● Data to use:
***

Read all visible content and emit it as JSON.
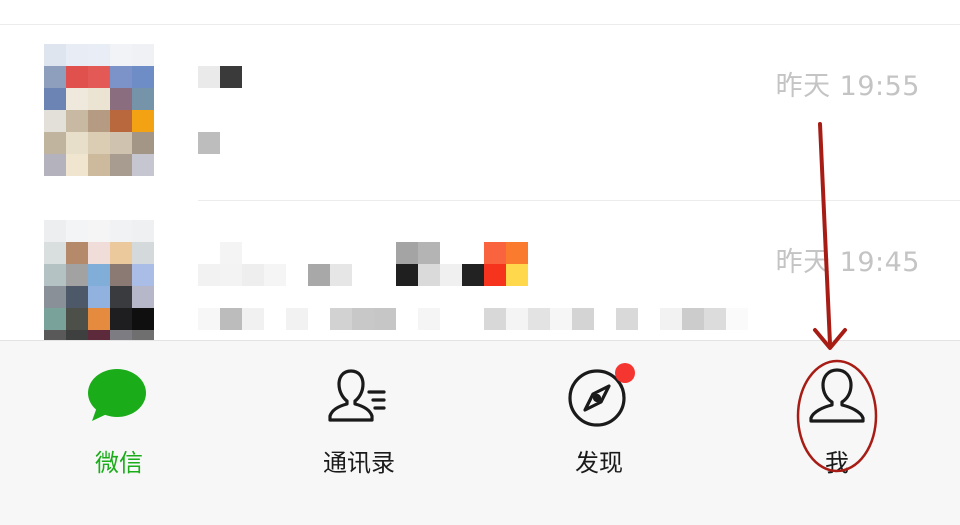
{
  "chats": [
    {
      "time": "昨天 19:55"
    },
    {
      "time": "昨天 19:45"
    }
  ],
  "tabs": [
    {
      "label": "微信",
      "icon": "chat-bubble-icon",
      "active": true
    },
    {
      "label": "通讯录",
      "icon": "contacts-icon"
    },
    {
      "label": "发现",
      "icon": "compass-icon",
      "badge": true
    },
    {
      "label": "我",
      "icon": "person-icon"
    }
  ],
  "colors": {
    "active": "#1aad19",
    "badge": "#f43530",
    "annotation": "#a71d16"
  }
}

***

● Task requirements: Repeat the data exactly in full, omitting its pictures.

● Exercise solution:
Read all visible content and emit it as JSON.
{
  "chats": [
    {
      "time": "昨天 19:55"
    },
    {
      "time": "昨天 19:45"
    }
  ],
  "tabs": [
    {
      "label": "微信",
      "icon": "chat-bubble-icon",
      "active": true
    },
    {
      "label": "通讯录",
      "icon": "contacts-icon"
    },
    {
      "label": "发现",
      "icon": "compass-icon",
      "badge": true
    },
    {
      "label": "我",
      "icon": "person-icon"
    }
  ],
  "colors": {
    "active": "#1aad19",
    "badge": "#f43530",
    "annotation": "#a71d16"
  }
}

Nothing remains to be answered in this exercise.